REQUIRED WORK: Where the string "this" occurs in the material below, report the whole line.
BEGIN DATA TO USE
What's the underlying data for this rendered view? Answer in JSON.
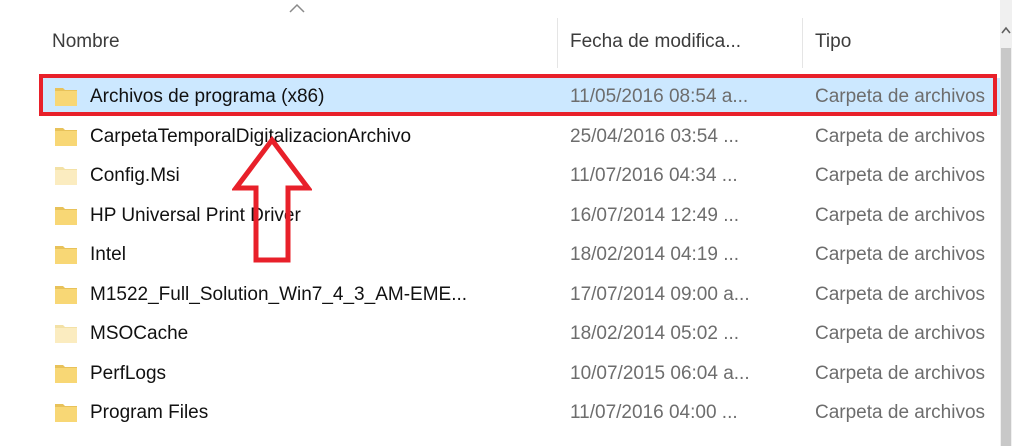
{
  "columns": {
    "name": "Nombre",
    "date": "Fecha de modifica...",
    "type": "Tipo"
  },
  "rows": [
    {
      "name": "Archivos de programa (x86)",
      "date": "11/05/2016 08:54 a...",
      "type": "Carpeta de archivos",
      "selected": true,
      "icon": "folder-icon"
    },
    {
      "name": "CarpetaTemporalDigitalizacionArchivo",
      "date": "25/04/2016 03:54 ...",
      "type": "Carpeta de archivos",
      "icon": "folder-icon"
    },
    {
      "name": "Config.Msi",
      "date": "11/07/2016 04:34 ...",
      "type": "Carpeta de archivos",
      "icon": "folder-hidden-icon"
    },
    {
      "name": "HP Universal Print Driver",
      "date": "16/07/2014 12:49 ...",
      "type": "Carpeta de archivos",
      "icon": "folder-icon"
    },
    {
      "name": "Intel",
      "date": "18/02/2014 04:19 ...",
      "type": "Carpeta de archivos",
      "icon": "folder-icon"
    },
    {
      "name": "M1522_Full_Solution_Win7_4_3_AM-EME...",
      "date": "17/07/2014 09:00 a...",
      "type": "Carpeta de archivos",
      "icon": "folder-icon"
    },
    {
      "name": "MSOCache",
      "date": "18/02/2014 05:02 ...",
      "type": "Carpeta de archivos",
      "icon": "folder-hidden-icon"
    },
    {
      "name": "PerfLogs",
      "date": "10/07/2015 06:04 a...",
      "type": "Carpeta de archivos",
      "icon": "folder-icon"
    },
    {
      "name": "Program Files",
      "date": "11/07/2016 04:00 ...",
      "type": "Carpeta de archivos",
      "icon": "folder-icon"
    }
  ],
  "colors": {
    "selection": "#cce8ff",
    "annotation": "#e8202a",
    "folder": "#f8d775",
    "folder_hidden": "#fbecc0"
  }
}
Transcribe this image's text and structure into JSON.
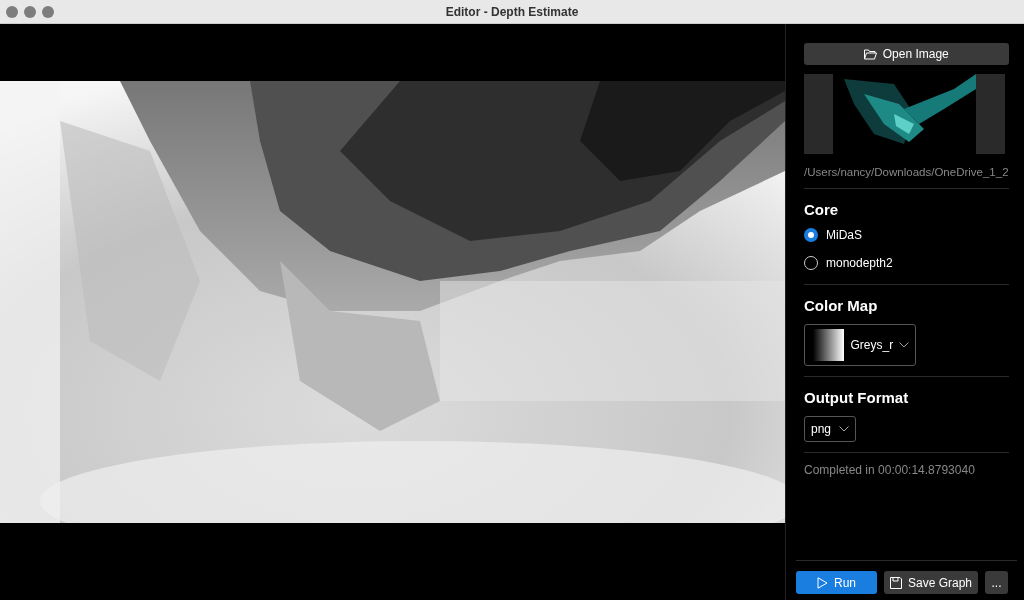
END DATA TO USE
WRITTEN ANSWER:
What's the underlying data for this rendered view? Answer in JSON.
Transcribe this image's text and structure into JSON.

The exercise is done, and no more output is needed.